**Stated task:** From the line containing "What's the underlying" down to the final line of the entries below, quote every line verbatim. Exclude pictures.

(Records about charts and figures)
──────────────────────────────

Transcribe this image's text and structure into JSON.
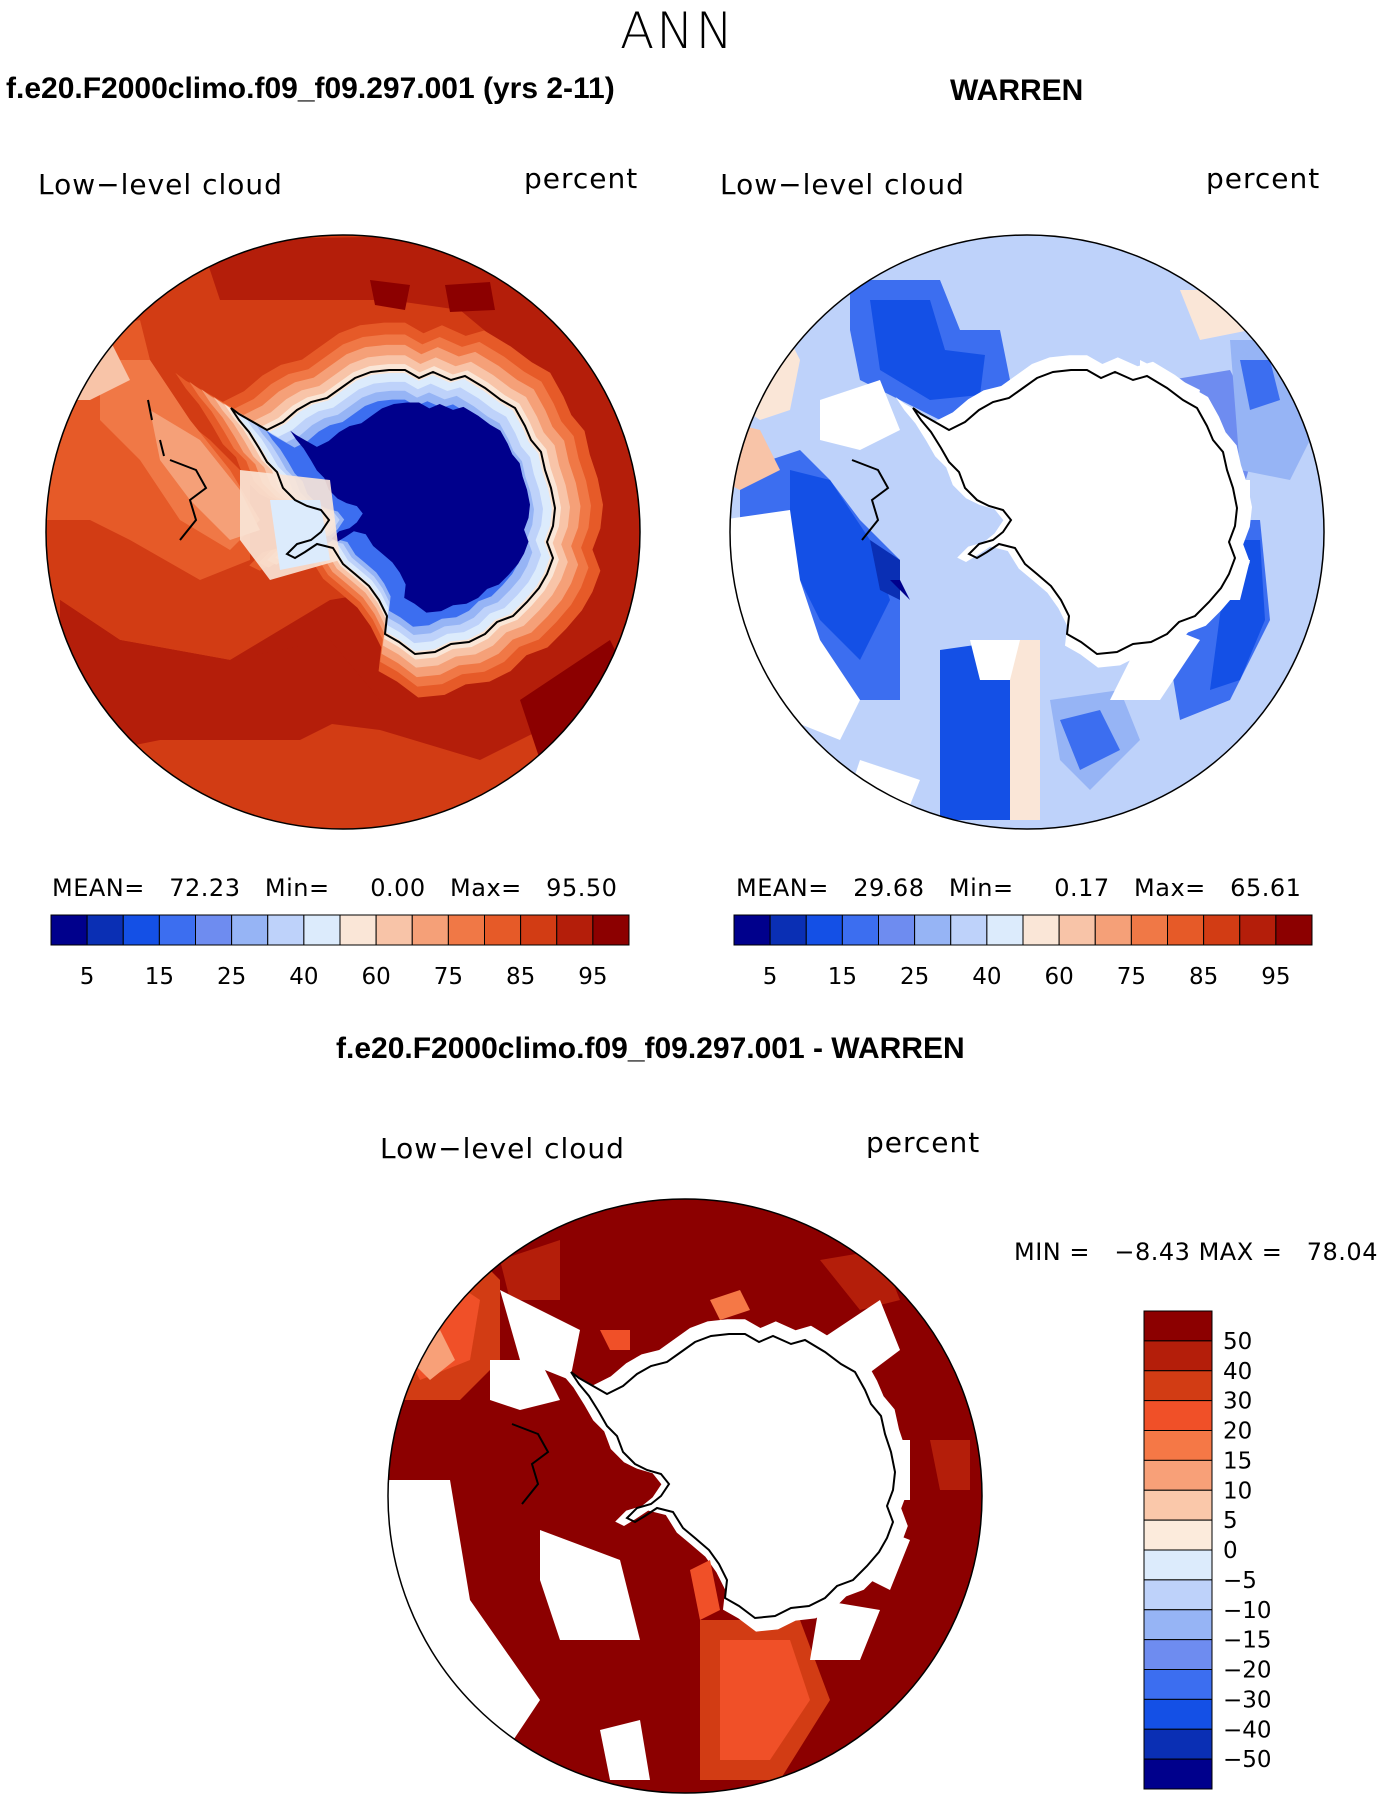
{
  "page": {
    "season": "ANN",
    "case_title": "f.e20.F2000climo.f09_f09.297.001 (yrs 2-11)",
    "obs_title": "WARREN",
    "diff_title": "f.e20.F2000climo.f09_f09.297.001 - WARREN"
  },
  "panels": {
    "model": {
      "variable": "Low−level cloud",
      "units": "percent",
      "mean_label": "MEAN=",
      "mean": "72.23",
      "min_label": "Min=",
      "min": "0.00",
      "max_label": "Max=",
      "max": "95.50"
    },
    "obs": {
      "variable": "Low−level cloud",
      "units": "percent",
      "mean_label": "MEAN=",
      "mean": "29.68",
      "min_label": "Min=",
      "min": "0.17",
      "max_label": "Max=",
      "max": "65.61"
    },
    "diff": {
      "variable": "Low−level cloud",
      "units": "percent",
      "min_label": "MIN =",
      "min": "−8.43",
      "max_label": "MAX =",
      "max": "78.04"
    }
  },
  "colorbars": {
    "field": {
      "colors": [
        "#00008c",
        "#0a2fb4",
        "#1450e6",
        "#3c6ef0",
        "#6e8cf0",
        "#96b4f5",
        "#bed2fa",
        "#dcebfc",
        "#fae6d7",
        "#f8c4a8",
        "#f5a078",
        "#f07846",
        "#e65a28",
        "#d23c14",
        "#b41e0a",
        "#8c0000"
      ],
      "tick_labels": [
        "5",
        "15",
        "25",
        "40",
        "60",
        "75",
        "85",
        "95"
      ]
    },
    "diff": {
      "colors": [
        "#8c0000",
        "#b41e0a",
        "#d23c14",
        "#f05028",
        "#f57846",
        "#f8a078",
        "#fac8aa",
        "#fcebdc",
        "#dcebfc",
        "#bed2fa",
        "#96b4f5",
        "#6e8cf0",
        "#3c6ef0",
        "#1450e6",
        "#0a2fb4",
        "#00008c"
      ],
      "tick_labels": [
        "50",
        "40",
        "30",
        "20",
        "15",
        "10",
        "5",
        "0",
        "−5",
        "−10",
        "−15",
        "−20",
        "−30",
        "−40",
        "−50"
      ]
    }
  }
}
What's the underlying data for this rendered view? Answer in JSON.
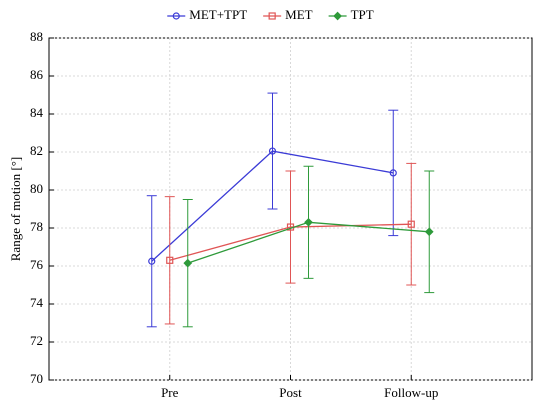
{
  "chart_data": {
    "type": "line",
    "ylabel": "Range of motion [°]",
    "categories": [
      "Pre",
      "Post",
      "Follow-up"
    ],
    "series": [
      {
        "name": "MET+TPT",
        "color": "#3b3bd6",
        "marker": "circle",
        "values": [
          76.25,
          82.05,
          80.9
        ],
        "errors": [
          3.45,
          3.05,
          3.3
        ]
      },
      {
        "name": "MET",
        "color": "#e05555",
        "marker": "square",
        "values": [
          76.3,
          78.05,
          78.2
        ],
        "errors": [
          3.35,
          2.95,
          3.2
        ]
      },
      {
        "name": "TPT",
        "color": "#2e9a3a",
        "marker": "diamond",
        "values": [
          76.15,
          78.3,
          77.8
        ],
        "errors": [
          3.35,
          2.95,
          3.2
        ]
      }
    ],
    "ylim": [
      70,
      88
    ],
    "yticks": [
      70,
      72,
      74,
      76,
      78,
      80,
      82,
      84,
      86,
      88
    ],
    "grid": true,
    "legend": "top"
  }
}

──────────────────────────────

**Solution for this problem:**
What's the underlying data for this rendered view? Answer in JSON.
{
  "chart_data": {
    "type": "line",
    "ylabel": "Range of motion [°]",
    "categories": [
      "Pre",
      "Post",
      "Follow-up"
    ],
    "series": [
      {
        "name": "MET+TPT",
        "color": "#3b3bd6",
        "marker": "circle",
        "values": [
          76.25,
          82.05,
          80.9
        ],
        "errors": [
          3.45,
          3.05,
          3.3
        ]
      },
      {
        "name": "MET",
        "color": "#e05555",
        "marker": "square",
        "values": [
          76.3,
          78.05,
          78.2
        ],
        "errors": [
          3.35,
          2.95,
          3.2
        ]
      },
      {
        "name": "TPT",
        "color": "#2e9a3a",
        "marker": "diamond",
        "values": [
          76.15,
          78.3,
          77.8
        ],
        "errors": [
          3.35,
          2.95,
          3.2
        ]
      }
    ],
    "ylim": [
      70,
      88
    ],
    "yticks": [
      70,
      72,
      74,
      76,
      78,
      80,
      82,
      84,
      86,
      88
    ],
    "grid": true,
    "legend": "top"
  }
}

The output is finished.